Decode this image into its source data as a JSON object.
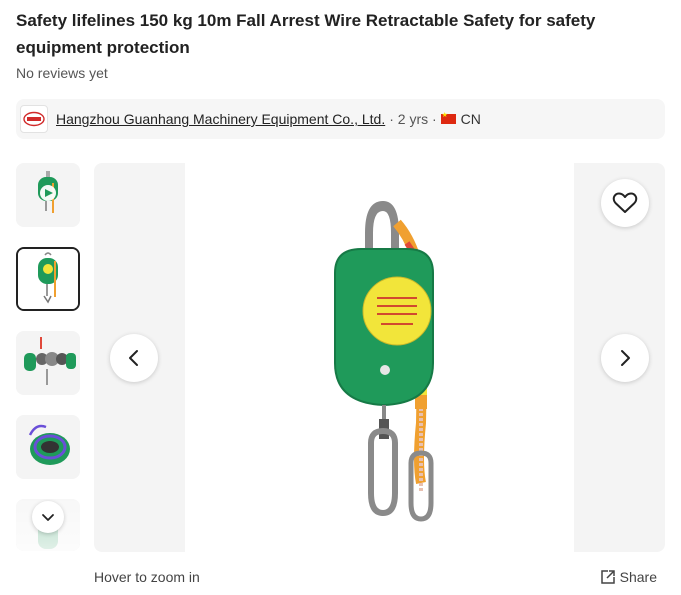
{
  "product": {
    "title": "Safety lifelines 150 kg 10m Fall Arrest Wire Retractable Safety for safety equipment protection",
    "reviews": "No reviews yet"
  },
  "supplier": {
    "logo_text": "GUANHANG",
    "name": "Hangzhou Guanhang Machinery Equipment Co., Ltd.",
    "years": "· 2 yrs ·",
    "country": "CN"
  },
  "gallery": {
    "thumbnails": [
      {
        "name": "thumb-video",
        "has_play": true,
        "active": false
      },
      {
        "name": "thumb-front",
        "has_play": false,
        "active": true
      },
      {
        "name": "thumb-parts",
        "has_play": false,
        "active": false
      },
      {
        "name": "thumb-inside",
        "has_play": false,
        "active": false
      },
      {
        "name": "thumb-more",
        "has_play": false,
        "active": false
      }
    ],
    "zoom_hint": "Hover to zoom in",
    "share_label": "Share"
  },
  "icons": {
    "favorite": "heart-icon",
    "prev": "chevron-left-icon",
    "next": "chevron-right-icon",
    "more": "chevron-down-icon",
    "share": "share-icon",
    "play": "play-icon"
  },
  "colors": {
    "device_green": "#1f9a5a",
    "label_yellow": "#f2e53a",
    "lanyard_orange": "#f0a030",
    "lanyard_red": "#e0483a"
  }
}
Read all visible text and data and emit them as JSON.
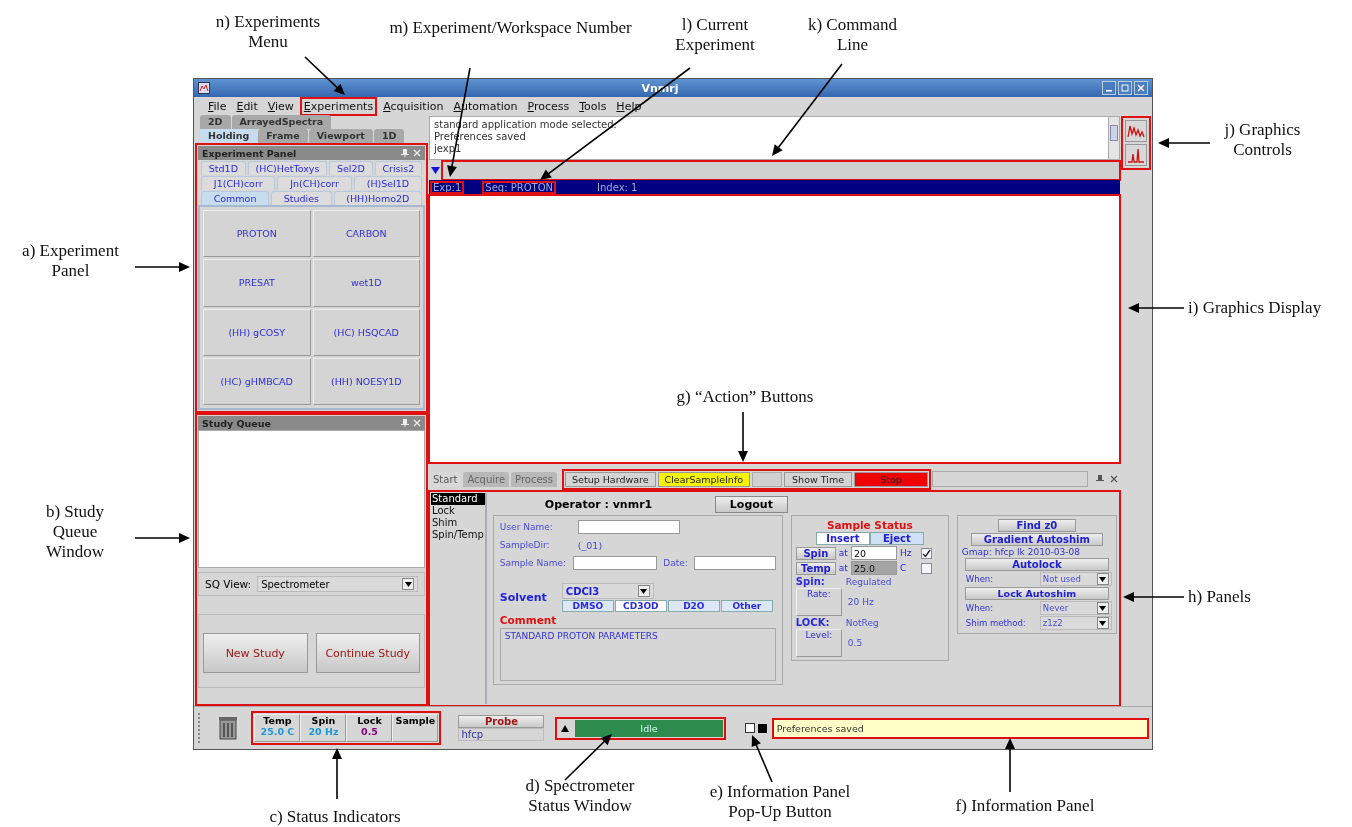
{
  "annotations": [
    {
      "label": "n) Experiments Menu"
    },
    {
      "label": "m) Experiment/Workspace Number"
    },
    {
      "label": "l) Current Experiment"
    },
    {
      "label": "k) Command Line"
    },
    {
      "label": "j) Graphics Controls"
    },
    {
      "label": "a) Experiment Panel"
    },
    {
      "label": "i) Graphics Display"
    },
    {
      "label": "g) “Action” Buttons"
    },
    {
      "label": "b) Study Queue Window"
    },
    {
      "label": "h) Panels"
    },
    {
      "label": "c) Status Indicators"
    },
    {
      "label": "d) Spectrometer Status Window"
    },
    {
      "label": "e) Information Panel Pop-Up Button"
    },
    {
      "label": "f) Information Panel"
    }
  ],
  "window": {
    "title": "Vnmrj"
  },
  "menu": [
    "File",
    "Edit",
    "View",
    "Experiments",
    "Acquisition",
    "Automation",
    "Process",
    "Tools",
    "Help"
  ],
  "viewport_tabs": [
    [
      {
        "label": "2D",
        "selected": false
      },
      {
        "label": "ArrayedSpectra",
        "selected": false
      }
    ],
    [
      {
        "label": "Holding",
        "selected": true
      },
      {
        "label": "Frame",
        "selected": false
      },
      {
        "label": "Viewport",
        "selected": false
      },
      {
        "label": "1D",
        "selected": false
      }
    ]
  ],
  "experiment_panel": {
    "title": "Experiment Panel",
    "tab_rows": [
      [
        {
          "label": "Std1D",
          "selected": false
        },
        {
          "label": "(HC)HetToxys",
          "selected": false
        },
        {
          "label": "Sel2D",
          "selected": false
        },
        {
          "label": "Crisis2",
          "selected": false
        }
      ],
      [
        {
          "label": "J1(CH)corr",
          "selected": false
        },
        {
          "label": "Jn(CH)corr",
          "selected": false
        },
        {
          "label": "(H)Sel1D",
          "selected": false
        }
      ],
      [
        {
          "label": "Common",
          "selected": true
        },
        {
          "label": "Studies",
          "selected": false
        },
        {
          "label": "(HH)Homo2D",
          "selected": false
        }
      ]
    ],
    "buttons": [
      "PROTON",
      "CARBON",
      "PRESAT",
      "wet1D",
      "(HH) gCOSY",
      "(HC) HSQCAD",
      "(HC) gHMBCAD",
      "(HH) NOESY1D"
    ]
  },
  "study_queue": {
    "title": "Study Queue",
    "view_label": "SQ View:",
    "view_value": "Spectrometer",
    "buttons": [
      "New Study",
      "Continue Study"
    ]
  },
  "console": [
    "standard application mode selected.",
    "Preferences saved",
    "jexp1"
  ],
  "exp_bar": {
    "exp": "Exp:1",
    "seq": "Seq: PROTON",
    "index": "Index: 1"
  },
  "action_bar": {
    "tabs": [
      {
        "label": "Start",
        "selected": true
      },
      {
        "label": "Acquire",
        "selected": false
      },
      {
        "label": "Process",
        "selected": false
      }
    ],
    "buttons": [
      {
        "label": "Setup Hardware",
        "color": "#d4d4d4"
      },
      {
        "label": "ClearSampleInfo",
        "color": "#f4f400"
      },
      {
        "label": "Show Time",
        "color": "#d4d4d4"
      },
      {
        "label": "Stop",
        "color": "#f00000"
      }
    ]
  },
  "panels": {
    "nav": [
      {
        "label": "Standard",
        "selected": true
      },
      {
        "label": "Lock",
        "selected": false
      },
      {
        "label": "Shim",
        "selected": false
      },
      {
        "label": "Spin/Temp",
        "selected": false
      }
    ],
    "operator": "Operator : vnmr1",
    "logout": "Logout",
    "user_name_label": "User Name:",
    "sample_dir_label": "SampleDir:",
    "sample_dir": "(_01)",
    "sample_name_label": "Sample Name:",
    "date_label": "Date:",
    "solvent_label": "Solvent",
    "solvent": "CDCl3",
    "solvent_buttons": [
      {
        "label": "DMSO",
        "selected": false
      },
      {
        "label": "CD3OD",
        "selected": true
      },
      {
        "label": "D2O",
        "selected": false
      },
      {
        "label": "Other",
        "selected": false
      }
    ],
    "comment_label": "Comment",
    "comment": "STANDARD PROTON PARAMETERS",
    "sample_status": {
      "title": "Sample Status",
      "insert": "Insert",
      "eject": "Eject",
      "rows": [
        {
          "button": "Spin",
          "at": "at",
          "value": "20",
          "unit": "Hz",
          "checked": true,
          "disabled": false
        },
        {
          "button": "Temp",
          "at": "at",
          "value": "25.0",
          "unit": "C",
          "checked": false,
          "disabled": true
        }
      ],
      "spin_label": "Spin:",
      "spin": "Regulated",
      "rate_label": "Rate:",
      "rate": "20 Hz",
      "lock_label": "LOCK:",
      "lock": "NotReg",
      "level_label": "Level:",
      "level": "0.5"
    },
    "shim": {
      "find_z0": "Find z0",
      "gradient": "Gradient Autoshim",
      "gmap": "Gmap: hfcp lk 2010-03-08",
      "autolock": "Autolock",
      "when_label": "When:",
      "when": "Not used",
      "lock_autoshim": "Lock Autoshim",
      "when2_label": "When:",
      "when2": "Never",
      "method_label": "Shim method:",
      "method": "z1z2"
    }
  },
  "status_bar": {
    "indicators": [
      {
        "label": "Temp",
        "value": "25.0 C",
        "color": "#1a9ad6"
      },
      {
        "label": "Spin",
        "value": "20 Hz",
        "color": "#1a9ad6"
      },
      {
        "label": "Lock",
        "value": "0.5",
        "color": "#800080"
      },
      {
        "label": "Sample"
      }
    ],
    "probe_label": "Probe",
    "probe": "hfcp",
    "status": "Idle",
    "info": "Preferences saved"
  }
}
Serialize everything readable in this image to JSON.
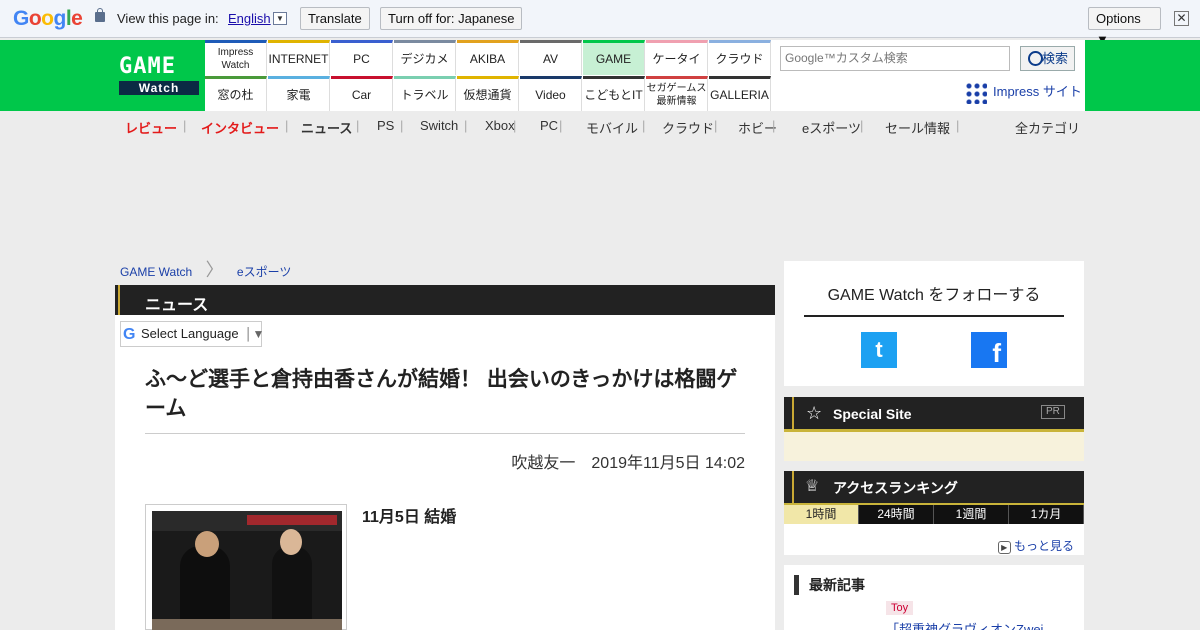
{
  "translate_bar": {
    "logo": "Google",
    "prompt": "View this page in:",
    "language": "English",
    "translate_button": "Translate",
    "turnoff_button": "Turn off for: Japanese",
    "options_button": "Options ▼",
    "close": "✕"
  },
  "header": {
    "logo_top": "GAME",
    "logo_bottom": "Watch",
    "nav_top": [
      "Impress Watch",
      "INTERNET",
      "PC",
      "デジカメ",
      "AKIBA",
      "AV",
      "GAME",
      "ケータイ",
      "クラウド"
    ],
    "nav_bottom": [
      "窓の杜",
      "家電",
      "Car",
      "トラベル",
      "仮想通貨",
      "Video",
      "こどもとIT",
      "セガゲームス 最新情報",
      "GALLERIA"
    ],
    "nav_top_colors": [
      "#1e5bb8",
      "#e0b400",
      "#3a5fd0",
      "#7a8aa0",
      "#e2a21e",
      "#6a6a6a",
      "#00c74a",
      "#f0a0b0",
      "#8ab0e0"
    ],
    "nav_bottom_colors": [
      "#4a9a3a",
      "#5ab0e0",
      "#c8102e",
      "#7acfb0",
      "#e0b400",
      "#1a3a6a",
      "#333333",
      "#d04040",
      "#333333"
    ],
    "search_placeholder": "Google™カスタム検索",
    "search_button": "検索",
    "impress_link": "Impress サイト"
  },
  "categories": {
    "items": [
      "レビュー",
      "インタビュー",
      "ニュース",
      "PS",
      "Switch",
      "Xbox",
      "PC",
      "モバイル",
      "クラウド",
      "ホビー",
      "eスポーツ",
      "セール情報"
    ],
    "all": "全カテゴリ"
  },
  "breadcrumb": [
    "GAME Watch",
    "eスポーツ"
  ],
  "article": {
    "section": "ニュース",
    "select_language": "Select Language",
    "title": "ふ～ど選手と倉持由香さんが結婚！ 出会いのきっかけは格闘ゲーム",
    "author_date": "吹越友一　2019年11月5日 14:02",
    "caption": "11月5日 結婚"
  },
  "sidebar": {
    "follow_title": "GAME Watch をフォローする",
    "special_site": "Special Site",
    "pr": "PR",
    "ranking_title": "アクセスランキング",
    "ranking_tabs": [
      "1時間",
      "24時間",
      "1週間",
      "1カ月"
    ],
    "more": "もっと見る",
    "latest_title": "最新記事",
    "latest_tag": "Toy",
    "latest_item": "「超重神グラヴィオンZwei"
  }
}
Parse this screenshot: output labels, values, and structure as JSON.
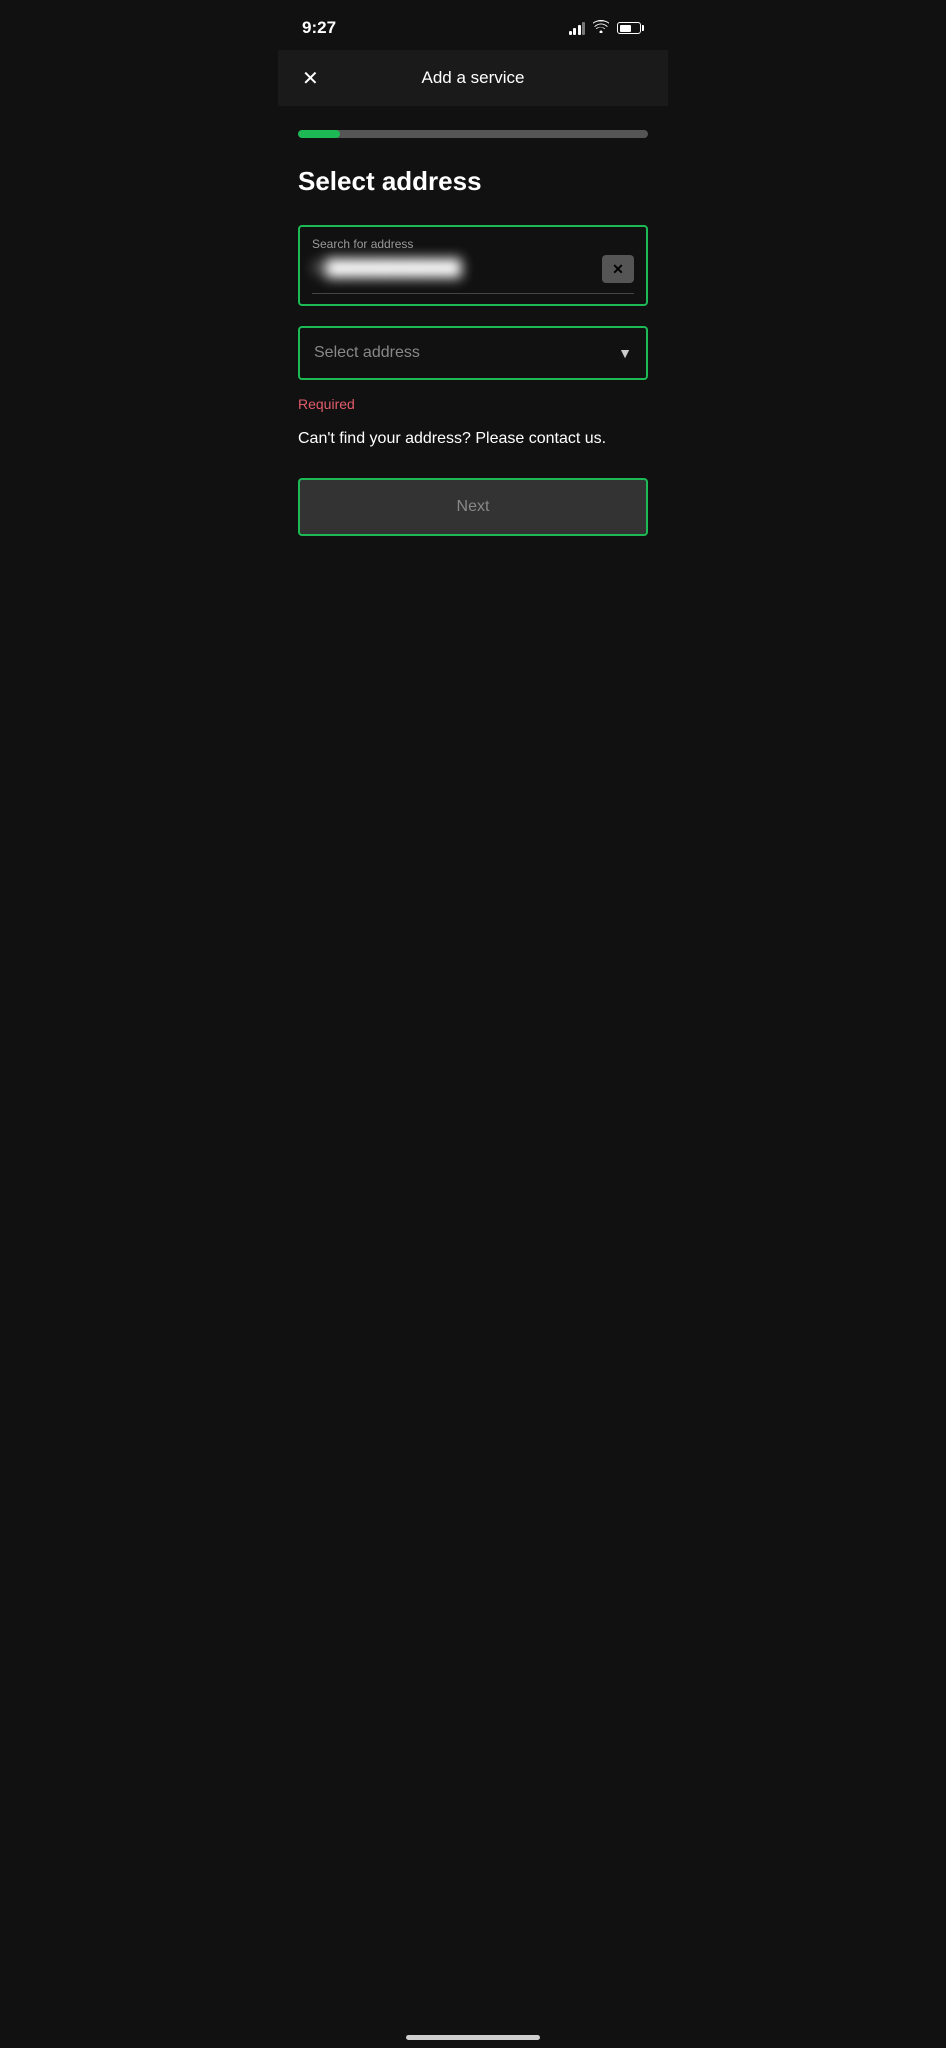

= = = =

[WRITTEN PROBLEM]
From the listing, copy each line containing the word "Autoshim".

[RESULT FOR THIS EXERCISE]
      "gradient": "Gradient Autoshim",
      "lock_autoshim": "Lock Autoshim",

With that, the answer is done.